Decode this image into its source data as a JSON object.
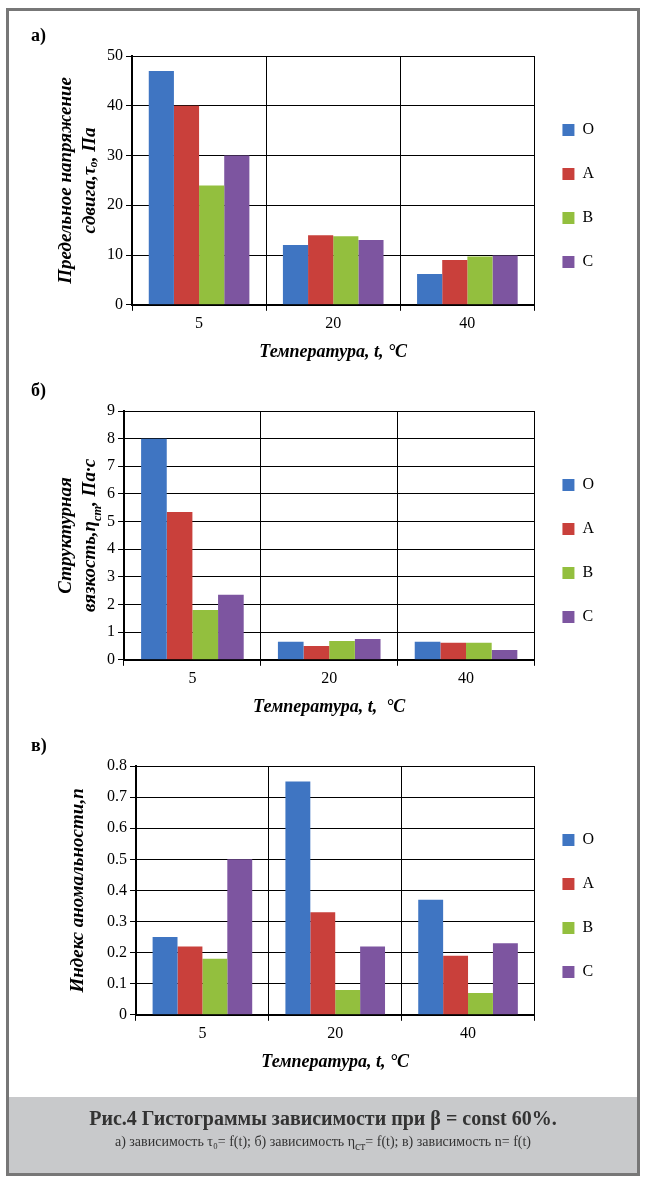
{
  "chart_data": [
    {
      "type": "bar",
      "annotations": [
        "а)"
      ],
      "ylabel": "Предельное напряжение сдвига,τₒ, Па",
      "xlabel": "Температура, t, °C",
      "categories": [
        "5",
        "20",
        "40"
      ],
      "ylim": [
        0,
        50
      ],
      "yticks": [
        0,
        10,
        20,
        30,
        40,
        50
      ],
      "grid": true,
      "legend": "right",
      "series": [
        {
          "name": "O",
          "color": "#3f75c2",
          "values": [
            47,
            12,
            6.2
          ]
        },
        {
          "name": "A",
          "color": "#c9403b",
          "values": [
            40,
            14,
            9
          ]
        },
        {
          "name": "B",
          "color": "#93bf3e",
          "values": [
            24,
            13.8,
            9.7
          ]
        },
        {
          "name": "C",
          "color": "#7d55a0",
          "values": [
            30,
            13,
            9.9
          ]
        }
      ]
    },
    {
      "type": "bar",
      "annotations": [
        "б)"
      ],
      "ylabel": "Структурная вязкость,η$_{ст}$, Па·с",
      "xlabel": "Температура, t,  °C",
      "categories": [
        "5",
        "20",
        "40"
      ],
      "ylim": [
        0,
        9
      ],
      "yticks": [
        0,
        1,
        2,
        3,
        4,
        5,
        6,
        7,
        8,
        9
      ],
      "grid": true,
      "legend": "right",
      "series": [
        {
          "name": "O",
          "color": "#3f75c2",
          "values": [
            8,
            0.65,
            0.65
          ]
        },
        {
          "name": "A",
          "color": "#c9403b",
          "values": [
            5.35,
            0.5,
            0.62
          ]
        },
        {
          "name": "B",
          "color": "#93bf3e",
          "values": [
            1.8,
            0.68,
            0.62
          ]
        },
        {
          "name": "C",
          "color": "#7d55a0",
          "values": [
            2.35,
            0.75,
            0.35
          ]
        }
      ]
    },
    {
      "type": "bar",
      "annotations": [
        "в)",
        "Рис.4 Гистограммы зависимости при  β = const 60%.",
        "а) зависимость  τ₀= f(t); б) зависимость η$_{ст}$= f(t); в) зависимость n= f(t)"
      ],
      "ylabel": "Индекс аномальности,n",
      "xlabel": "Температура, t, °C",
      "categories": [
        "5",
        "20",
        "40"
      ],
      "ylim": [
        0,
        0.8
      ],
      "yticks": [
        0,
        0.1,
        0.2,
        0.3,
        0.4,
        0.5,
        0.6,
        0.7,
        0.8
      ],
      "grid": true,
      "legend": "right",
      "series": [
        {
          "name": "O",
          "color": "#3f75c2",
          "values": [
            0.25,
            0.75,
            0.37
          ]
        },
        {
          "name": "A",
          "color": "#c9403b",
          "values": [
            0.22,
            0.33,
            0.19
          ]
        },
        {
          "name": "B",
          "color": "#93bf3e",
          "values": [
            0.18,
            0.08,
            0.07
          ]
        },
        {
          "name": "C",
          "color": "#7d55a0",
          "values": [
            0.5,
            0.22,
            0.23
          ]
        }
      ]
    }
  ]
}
-----
• **WHAT IS EXPECTED**
Skip the images and write out the rest of the listing exactly.

• **WRITTEN SOLUTION**
Decode this image into its source data as a JSON object.
{
  "chart_data": [
    {
      "type": "bar",
      "annotations": [
        "а)"
      ],
      "ylabel": "Предельное напряжение сдвига,τₒ, Па",
      "xlabel": "Температура, t, °C",
      "categories": [
        "5",
        "20",
        "40"
      ],
      "ylim": [
        0,
        50
      ],
      "yticks": [
        0,
        10,
        20,
        30,
        40,
        50
      ],
      "grid": true,
      "legend": "right",
      "series": [
        {
          "name": "O",
          "color": "#3f75c2",
          "values": [
            47,
            12,
            6.2
          ]
        },
        {
          "name": "A",
          "color": "#c9403b",
          "values": [
            40,
            14,
            9
          ]
        },
        {
          "name": "B",
          "color": "#93bf3e",
          "values": [
            24,
            13.8,
            9.7
          ]
        },
        {
          "name": "C",
          "color": "#7d55a0",
          "values": [
            30,
            13,
            9.9
          ]
        }
      ]
    },
    {
      "type": "bar",
      "annotations": [
        "б)"
      ],
      "ylabel": "Структурная вязкость,η$_{ст}$, Па·с",
      "xlabel": "Температура, t,  °C",
      "categories": [
        "5",
        "20",
        "40"
      ],
      "ylim": [
        0,
        9
      ],
      "yticks": [
        0,
        1,
        2,
        3,
        4,
        5,
        6,
        7,
        8,
        9
      ],
      "grid": true,
      "legend": "right",
      "series": [
        {
          "name": "O",
          "color": "#3f75c2",
          "values": [
            8,
            0.65,
            0.65
          ]
        },
        {
          "name": "A",
          "color": "#c9403b",
          "values": [
            5.35,
            0.5,
            0.62
          ]
        },
        {
          "name": "B",
          "color": "#93bf3e",
          "values": [
            1.8,
            0.68,
            0.62
          ]
        },
        {
          "name": "C",
          "color": "#7d55a0",
          "values": [
            2.35,
            0.75,
            0.35
          ]
        }
      ]
    },
    {
      "type": "bar",
      "annotations": [
        "в)",
        "Рис.4 Гистограммы зависимости при  β = const 60%.",
        "а) зависимость  τ₀= f(t); б) зависимость η$_{ст}$= f(t); в) зависимость n= f(t)"
      ],
      "ylabel": "Индекс аномальности,n",
      "xlabel": "Температура, t, °C",
      "categories": [
        "5",
        "20",
        "40"
      ],
      "ylim": [
        0,
        0.8
      ],
      "yticks": [
        0,
        0.1,
        0.2,
        0.3,
        0.4,
        0.5,
        0.6,
        0.7,
        0.8
      ],
      "grid": true,
      "legend": "right",
      "series": [
        {
          "name": "O",
          "color": "#3f75c2",
          "values": [
            0.25,
            0.75,
            0.37
          ]
        },
        {
          "name": "A",
          "color": "#c9403b",
          "values": [
            0.22,
            0.33,
            0.19
          ]
        },
        {
          "name": "B",
          "color": "#93bf3e",
          "values": [
            0.18,
            0.08,
            0.07
          ]
        },
        {
          "name": "C",
          "color": "#7d55a0",
          "values": [
            0.5,
            0.22,
            0.23
          ]
        }
      ]
    }
  ]
}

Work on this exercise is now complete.